* _WHAT YOU SHOULD DO_
The answer is every line in the data below that contains the word "Computer".

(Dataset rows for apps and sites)

○ ○ ○ ○ ○

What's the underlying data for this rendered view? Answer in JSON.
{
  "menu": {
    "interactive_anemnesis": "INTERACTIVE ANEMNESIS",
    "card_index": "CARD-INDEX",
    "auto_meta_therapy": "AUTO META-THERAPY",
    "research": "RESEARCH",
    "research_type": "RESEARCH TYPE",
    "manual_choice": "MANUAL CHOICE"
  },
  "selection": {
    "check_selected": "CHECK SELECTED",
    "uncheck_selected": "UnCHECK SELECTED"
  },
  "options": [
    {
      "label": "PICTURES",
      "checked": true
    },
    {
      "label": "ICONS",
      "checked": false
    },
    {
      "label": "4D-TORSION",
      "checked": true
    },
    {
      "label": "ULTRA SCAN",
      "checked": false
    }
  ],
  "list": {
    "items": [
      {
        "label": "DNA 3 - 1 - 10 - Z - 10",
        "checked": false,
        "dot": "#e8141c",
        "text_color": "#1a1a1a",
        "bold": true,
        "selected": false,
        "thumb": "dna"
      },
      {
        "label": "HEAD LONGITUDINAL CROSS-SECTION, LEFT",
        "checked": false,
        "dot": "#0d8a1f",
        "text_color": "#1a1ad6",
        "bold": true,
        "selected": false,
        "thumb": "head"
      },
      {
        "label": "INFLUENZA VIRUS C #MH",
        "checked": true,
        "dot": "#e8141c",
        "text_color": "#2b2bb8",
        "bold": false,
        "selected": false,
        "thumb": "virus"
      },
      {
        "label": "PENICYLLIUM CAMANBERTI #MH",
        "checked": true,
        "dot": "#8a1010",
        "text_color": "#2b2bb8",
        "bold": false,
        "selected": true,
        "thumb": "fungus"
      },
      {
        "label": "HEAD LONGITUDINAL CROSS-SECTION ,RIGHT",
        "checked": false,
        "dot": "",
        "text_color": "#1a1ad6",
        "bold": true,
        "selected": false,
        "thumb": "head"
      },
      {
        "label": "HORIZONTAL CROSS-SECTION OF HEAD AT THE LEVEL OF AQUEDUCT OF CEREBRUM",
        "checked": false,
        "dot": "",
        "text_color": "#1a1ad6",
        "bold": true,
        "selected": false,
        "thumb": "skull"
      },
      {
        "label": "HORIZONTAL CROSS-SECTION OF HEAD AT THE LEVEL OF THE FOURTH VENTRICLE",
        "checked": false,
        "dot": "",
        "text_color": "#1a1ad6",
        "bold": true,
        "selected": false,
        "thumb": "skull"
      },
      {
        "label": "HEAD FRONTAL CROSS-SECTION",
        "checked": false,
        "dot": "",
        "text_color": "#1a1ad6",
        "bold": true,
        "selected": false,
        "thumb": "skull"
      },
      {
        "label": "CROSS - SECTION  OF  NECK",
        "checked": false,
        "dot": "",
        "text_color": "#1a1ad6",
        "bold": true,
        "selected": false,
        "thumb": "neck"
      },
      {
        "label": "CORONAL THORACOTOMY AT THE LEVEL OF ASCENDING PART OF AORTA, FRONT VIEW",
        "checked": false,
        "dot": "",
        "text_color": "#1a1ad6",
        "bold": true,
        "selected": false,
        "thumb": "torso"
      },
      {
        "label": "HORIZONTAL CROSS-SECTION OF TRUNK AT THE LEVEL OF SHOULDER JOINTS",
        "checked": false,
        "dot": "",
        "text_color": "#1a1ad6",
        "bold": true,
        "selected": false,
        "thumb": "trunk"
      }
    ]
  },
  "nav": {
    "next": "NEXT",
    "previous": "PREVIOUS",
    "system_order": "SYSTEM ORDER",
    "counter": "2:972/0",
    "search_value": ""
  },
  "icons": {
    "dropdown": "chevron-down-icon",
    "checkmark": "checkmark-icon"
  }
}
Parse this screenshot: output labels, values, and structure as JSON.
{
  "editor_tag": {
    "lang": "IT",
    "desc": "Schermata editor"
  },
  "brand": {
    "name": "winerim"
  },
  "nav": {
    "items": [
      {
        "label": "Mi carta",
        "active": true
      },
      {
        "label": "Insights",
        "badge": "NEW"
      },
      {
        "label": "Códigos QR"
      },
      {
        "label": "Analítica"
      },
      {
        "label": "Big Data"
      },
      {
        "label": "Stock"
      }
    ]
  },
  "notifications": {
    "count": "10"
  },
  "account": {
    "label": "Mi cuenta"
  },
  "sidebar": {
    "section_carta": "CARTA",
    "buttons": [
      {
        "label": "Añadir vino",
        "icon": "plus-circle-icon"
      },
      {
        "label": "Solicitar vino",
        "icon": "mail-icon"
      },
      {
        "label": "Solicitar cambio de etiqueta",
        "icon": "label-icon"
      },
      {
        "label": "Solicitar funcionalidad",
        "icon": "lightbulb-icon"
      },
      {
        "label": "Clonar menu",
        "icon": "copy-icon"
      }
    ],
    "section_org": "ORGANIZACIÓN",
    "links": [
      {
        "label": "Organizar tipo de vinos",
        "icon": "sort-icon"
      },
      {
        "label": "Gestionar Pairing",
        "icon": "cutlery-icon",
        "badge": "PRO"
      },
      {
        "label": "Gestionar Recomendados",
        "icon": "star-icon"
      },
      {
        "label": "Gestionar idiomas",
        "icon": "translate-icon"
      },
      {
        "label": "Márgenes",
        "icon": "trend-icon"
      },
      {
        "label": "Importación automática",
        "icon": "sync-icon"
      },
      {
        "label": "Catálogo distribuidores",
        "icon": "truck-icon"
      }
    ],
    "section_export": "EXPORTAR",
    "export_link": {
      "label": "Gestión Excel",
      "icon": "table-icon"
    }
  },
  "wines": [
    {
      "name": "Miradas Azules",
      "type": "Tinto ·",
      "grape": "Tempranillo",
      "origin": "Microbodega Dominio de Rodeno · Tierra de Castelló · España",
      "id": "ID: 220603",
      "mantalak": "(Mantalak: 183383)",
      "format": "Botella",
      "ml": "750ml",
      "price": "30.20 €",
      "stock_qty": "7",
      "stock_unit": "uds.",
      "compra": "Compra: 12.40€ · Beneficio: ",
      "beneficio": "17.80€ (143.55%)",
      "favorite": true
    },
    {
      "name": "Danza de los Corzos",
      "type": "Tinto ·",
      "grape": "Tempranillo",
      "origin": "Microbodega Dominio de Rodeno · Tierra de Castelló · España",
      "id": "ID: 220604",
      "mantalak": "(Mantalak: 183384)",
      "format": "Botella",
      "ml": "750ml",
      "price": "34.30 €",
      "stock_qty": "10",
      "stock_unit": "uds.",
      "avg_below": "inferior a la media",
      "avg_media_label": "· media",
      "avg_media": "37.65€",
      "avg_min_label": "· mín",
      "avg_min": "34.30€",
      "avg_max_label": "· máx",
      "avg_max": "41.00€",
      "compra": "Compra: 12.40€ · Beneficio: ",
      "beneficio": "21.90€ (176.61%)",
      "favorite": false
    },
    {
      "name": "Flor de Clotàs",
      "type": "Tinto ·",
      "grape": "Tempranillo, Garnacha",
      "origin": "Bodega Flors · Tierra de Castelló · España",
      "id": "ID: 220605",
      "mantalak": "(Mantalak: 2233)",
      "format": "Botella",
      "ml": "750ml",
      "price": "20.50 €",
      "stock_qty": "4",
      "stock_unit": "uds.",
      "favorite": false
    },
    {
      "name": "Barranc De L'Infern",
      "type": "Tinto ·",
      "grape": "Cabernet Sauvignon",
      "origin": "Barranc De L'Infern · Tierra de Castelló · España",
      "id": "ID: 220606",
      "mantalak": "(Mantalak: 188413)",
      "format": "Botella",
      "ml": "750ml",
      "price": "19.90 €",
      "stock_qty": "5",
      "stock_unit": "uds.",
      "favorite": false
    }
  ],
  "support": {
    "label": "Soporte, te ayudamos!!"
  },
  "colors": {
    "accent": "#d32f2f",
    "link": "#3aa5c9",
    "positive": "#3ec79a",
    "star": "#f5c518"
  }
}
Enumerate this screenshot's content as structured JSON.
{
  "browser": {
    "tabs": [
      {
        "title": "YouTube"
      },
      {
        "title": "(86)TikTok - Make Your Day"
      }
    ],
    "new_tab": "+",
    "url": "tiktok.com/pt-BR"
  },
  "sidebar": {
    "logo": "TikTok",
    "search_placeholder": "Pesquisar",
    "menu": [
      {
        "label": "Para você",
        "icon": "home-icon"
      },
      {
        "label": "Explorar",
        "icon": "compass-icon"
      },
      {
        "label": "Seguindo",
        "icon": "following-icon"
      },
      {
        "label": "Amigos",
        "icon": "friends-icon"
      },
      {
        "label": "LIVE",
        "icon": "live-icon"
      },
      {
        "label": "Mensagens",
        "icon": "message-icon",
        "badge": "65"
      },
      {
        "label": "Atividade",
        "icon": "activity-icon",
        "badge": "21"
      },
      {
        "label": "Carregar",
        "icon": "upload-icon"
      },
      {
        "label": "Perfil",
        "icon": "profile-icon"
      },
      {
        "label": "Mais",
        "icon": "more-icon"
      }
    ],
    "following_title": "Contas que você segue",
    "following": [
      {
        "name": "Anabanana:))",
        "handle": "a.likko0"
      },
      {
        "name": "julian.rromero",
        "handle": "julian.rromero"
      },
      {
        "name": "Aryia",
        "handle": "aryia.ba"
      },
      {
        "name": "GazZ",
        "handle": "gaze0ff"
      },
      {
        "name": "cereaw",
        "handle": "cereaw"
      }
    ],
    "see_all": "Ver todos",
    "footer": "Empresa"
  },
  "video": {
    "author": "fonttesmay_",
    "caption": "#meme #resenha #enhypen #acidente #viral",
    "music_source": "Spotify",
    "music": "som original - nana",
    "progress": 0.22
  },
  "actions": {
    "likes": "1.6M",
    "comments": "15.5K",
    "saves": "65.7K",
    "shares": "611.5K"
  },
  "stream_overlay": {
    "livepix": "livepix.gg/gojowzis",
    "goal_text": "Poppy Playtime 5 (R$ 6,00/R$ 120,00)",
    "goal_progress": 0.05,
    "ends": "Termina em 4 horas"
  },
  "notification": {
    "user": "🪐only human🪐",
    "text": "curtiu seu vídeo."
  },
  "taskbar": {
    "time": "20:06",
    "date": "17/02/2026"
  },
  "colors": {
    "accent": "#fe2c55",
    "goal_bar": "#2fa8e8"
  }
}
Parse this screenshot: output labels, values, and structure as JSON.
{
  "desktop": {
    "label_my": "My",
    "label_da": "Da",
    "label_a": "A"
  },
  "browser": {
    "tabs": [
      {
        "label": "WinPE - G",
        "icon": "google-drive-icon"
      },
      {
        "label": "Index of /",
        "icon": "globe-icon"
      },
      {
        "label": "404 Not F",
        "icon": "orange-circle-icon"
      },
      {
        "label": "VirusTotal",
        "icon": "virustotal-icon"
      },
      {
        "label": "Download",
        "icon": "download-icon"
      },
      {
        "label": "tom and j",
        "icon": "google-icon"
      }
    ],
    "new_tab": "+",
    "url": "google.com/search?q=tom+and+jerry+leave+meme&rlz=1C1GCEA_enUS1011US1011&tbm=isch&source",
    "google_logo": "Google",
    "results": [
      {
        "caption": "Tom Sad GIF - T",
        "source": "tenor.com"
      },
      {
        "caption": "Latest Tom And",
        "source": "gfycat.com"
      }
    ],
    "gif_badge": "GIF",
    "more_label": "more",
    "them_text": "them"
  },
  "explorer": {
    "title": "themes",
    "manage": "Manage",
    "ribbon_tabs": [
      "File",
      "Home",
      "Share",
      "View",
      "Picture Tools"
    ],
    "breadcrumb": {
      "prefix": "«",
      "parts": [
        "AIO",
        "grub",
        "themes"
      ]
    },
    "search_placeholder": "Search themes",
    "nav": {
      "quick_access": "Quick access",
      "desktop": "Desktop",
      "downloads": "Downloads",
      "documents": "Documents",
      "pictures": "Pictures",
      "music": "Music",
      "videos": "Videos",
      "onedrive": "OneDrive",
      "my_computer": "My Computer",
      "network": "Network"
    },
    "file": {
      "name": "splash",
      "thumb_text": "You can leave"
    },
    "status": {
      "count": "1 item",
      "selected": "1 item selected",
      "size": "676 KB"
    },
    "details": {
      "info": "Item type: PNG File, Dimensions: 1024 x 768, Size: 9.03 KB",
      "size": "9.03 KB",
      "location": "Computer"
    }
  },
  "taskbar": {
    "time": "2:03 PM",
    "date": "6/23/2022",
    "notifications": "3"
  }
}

○ ○ ○ ○ ○

* _OUTPUT FOR THIS EXERCISE_
      "my_computer": "My Computer",
      "location": "Computer"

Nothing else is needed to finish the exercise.